*Directive:*
Copy out each line of the material below that holds the string "text".
------------------------------------------------------------
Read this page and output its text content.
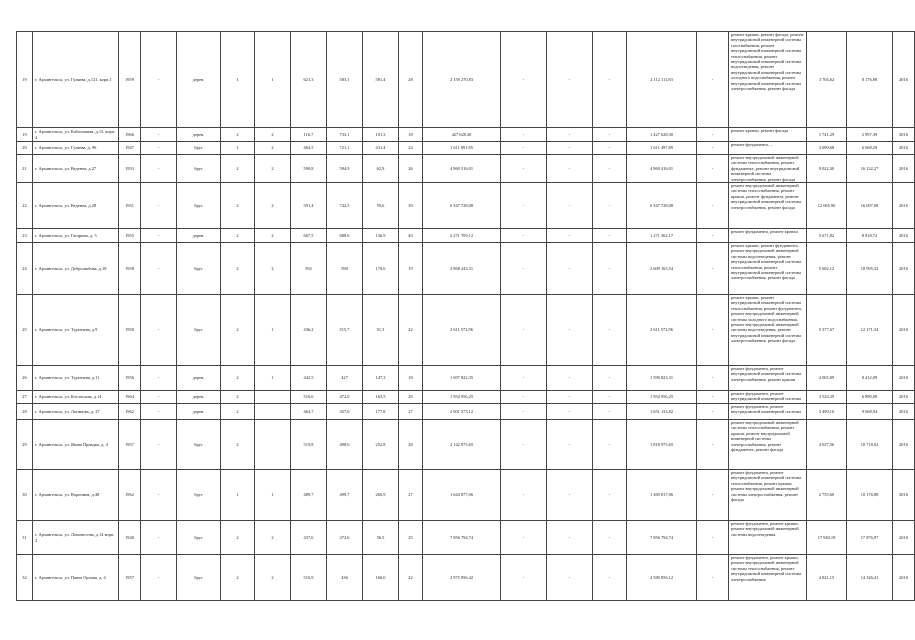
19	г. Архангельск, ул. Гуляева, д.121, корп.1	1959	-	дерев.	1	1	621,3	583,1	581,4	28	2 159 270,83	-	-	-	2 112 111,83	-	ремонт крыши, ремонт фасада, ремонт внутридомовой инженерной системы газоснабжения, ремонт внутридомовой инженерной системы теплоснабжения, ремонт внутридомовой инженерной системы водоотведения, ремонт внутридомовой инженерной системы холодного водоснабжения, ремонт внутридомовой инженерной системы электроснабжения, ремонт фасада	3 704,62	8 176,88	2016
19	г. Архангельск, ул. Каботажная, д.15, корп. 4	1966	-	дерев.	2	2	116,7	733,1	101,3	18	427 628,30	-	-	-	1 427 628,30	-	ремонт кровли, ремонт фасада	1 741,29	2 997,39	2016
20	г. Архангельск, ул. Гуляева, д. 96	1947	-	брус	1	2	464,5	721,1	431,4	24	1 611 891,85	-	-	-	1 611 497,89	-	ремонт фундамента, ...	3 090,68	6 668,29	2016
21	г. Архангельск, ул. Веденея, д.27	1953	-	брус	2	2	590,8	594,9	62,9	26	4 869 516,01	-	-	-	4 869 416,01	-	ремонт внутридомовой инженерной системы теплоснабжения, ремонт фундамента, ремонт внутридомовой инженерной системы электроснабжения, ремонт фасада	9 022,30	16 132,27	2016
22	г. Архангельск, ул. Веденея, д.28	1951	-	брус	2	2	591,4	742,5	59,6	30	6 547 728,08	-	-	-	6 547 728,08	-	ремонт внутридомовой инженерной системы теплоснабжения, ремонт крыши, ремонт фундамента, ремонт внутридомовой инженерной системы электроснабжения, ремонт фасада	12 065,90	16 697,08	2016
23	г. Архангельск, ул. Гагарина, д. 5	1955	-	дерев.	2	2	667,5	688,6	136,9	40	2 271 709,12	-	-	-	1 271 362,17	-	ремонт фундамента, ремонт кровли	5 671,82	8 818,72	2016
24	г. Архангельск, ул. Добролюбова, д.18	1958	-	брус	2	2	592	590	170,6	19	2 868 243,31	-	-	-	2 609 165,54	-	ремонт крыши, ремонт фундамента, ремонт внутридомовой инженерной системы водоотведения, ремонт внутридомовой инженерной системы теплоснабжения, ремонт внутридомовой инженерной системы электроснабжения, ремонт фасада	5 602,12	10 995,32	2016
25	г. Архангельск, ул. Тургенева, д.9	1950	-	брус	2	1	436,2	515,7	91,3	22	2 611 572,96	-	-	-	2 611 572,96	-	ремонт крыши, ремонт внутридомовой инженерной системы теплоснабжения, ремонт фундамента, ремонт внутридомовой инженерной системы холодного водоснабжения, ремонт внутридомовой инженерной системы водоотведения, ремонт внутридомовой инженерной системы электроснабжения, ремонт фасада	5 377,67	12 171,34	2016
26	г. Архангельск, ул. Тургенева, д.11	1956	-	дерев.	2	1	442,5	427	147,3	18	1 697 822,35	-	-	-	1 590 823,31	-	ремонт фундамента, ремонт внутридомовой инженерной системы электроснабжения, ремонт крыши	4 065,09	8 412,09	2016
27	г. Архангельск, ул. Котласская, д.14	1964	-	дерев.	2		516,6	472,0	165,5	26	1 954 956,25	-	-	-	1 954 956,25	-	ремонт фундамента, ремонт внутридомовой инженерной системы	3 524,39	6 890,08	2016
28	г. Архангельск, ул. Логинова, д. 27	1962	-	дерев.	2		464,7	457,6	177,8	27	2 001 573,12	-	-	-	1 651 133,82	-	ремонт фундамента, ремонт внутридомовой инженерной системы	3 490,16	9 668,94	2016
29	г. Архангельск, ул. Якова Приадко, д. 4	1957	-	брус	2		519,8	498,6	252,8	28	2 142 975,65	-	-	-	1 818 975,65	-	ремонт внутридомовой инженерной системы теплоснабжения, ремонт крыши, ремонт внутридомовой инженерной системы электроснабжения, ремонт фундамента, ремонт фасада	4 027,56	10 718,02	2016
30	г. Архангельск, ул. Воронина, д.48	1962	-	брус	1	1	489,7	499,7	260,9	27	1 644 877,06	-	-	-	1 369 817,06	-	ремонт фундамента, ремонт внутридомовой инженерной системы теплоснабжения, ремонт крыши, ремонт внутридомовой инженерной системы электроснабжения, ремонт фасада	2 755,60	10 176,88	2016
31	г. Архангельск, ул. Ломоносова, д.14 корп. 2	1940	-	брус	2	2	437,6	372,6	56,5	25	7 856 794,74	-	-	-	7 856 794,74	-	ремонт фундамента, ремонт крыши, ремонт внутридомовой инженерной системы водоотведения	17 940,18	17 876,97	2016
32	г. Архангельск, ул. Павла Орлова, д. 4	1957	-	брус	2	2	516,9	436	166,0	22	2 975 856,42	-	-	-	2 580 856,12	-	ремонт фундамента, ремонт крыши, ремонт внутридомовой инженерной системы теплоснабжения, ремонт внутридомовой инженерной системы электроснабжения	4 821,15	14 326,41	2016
------------------------------------------------------------
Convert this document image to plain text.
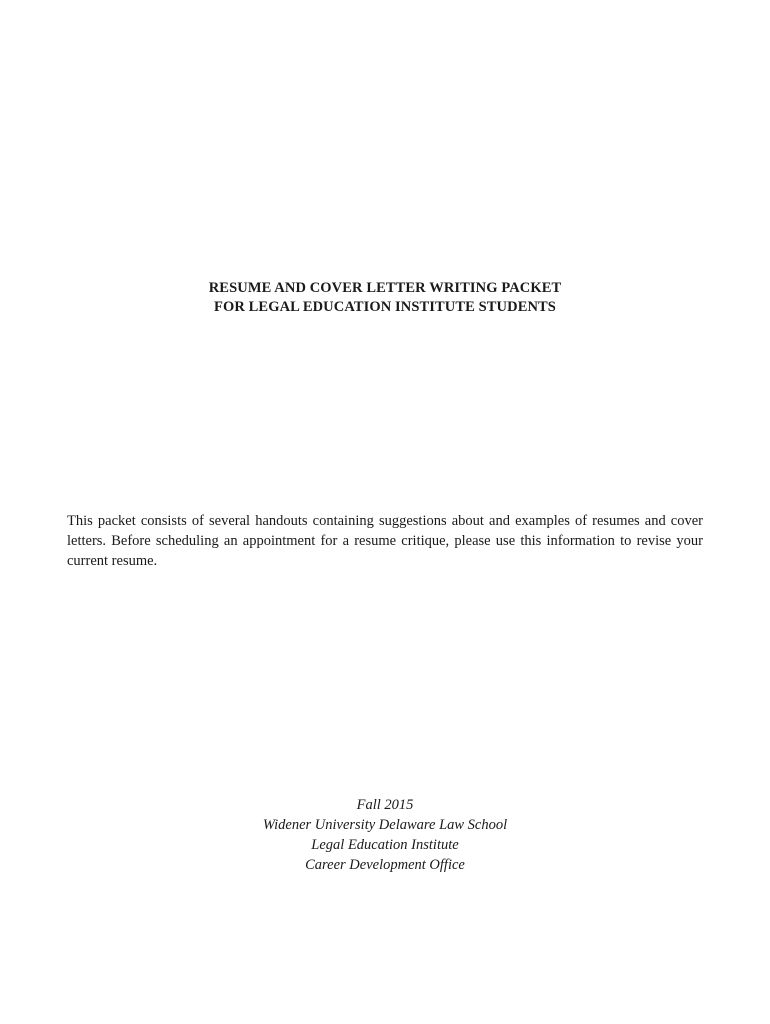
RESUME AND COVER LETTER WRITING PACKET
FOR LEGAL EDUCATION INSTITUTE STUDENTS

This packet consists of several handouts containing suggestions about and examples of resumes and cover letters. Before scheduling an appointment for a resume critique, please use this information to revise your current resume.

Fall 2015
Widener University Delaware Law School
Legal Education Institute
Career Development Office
------------------------------------------------------------
*Response to the exercise:*
Read this page and output its text content.
Convert this document image to plain text.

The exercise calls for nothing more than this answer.